Alfa omega/Jorge Herrera Valenzuela
Los referentes izquierda y derecha han ido perdiendo fuerza y contenido. Cada vez más, su terreno es el de las emociones y el de los adjetivos, menos para definiciones ideológicas o programáticas. Ser de izquierda persiste como un sentimiento de orgullo y una forma de empatía con los menos favorecidos, mientras que ser de derecha o conservador, mucho más en México, continúa con una connotación negativa, que se acentúa si se le agrega la noción neoliberalismo. La realidad es que el liberalismo se desdibuja en los extremos, aunque continúa como paradigma vigente al suscribir inequívocamente la democracia liberal y sus valores.
El presidente López Obrador dice ser de izquierda. Muchos así lo consideran porque parte importante de su retórica suscribe la tesis “primero los pobres”. Sin embargo, la izquierda ya en el poder no se mide por las palabras, sino por su conducta, actitudes y, especialmente, por sus decisiones. También cuentan los resultados del ejercicio del poder.
----------
--- Objetivo ---
Transcribe de forma literal y completa el texto fuente de arriba, sin omitir ni cambiar nada.

--- Líneas de datos ---
----------
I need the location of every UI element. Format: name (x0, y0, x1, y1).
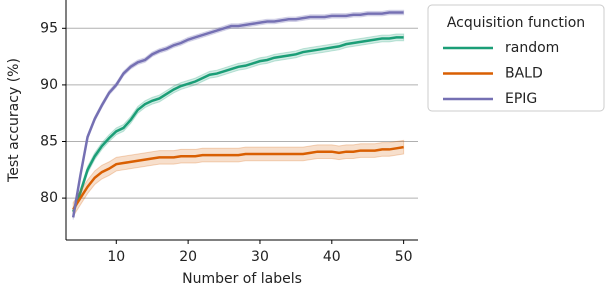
----------
--- Respuesta ---
Alfa omega/Jorge Herrera Valenzuela
Los referentes izquierda y derecha han ido perdiendo fuerza y contenido. Cada vez más, su terreno es el de las emociones y el de los adjetivos, menos para definiciones ideológicas o programáticas. Ser de izquierda persiste como un sentimiento de orgullo y una forma de empatía con los menos favorecidos, mientras que ser de derecha o conservador, mucho más en México, continúa con una connotación negativa, que se acentúa si se le agrega la noción neoliberalismo. La realidad es que el liberalismo se desdibuja en los extremos, aunque continúa como paradigma vigente al suscribir inequívocamente la democracia liberal y sus valores.
El presidente López Obrador dice ser de izquierda. Muchos así lo consideran porque parte importante de su retórica suscribe la tesis “primero los pobres”. Sin embargo, la izquierda ya en el poder no se mide por las palabras, sino por su conducta, actitudes y, especialmente, por sus decisiones. También cuentan los resultados del ejercicio del poder.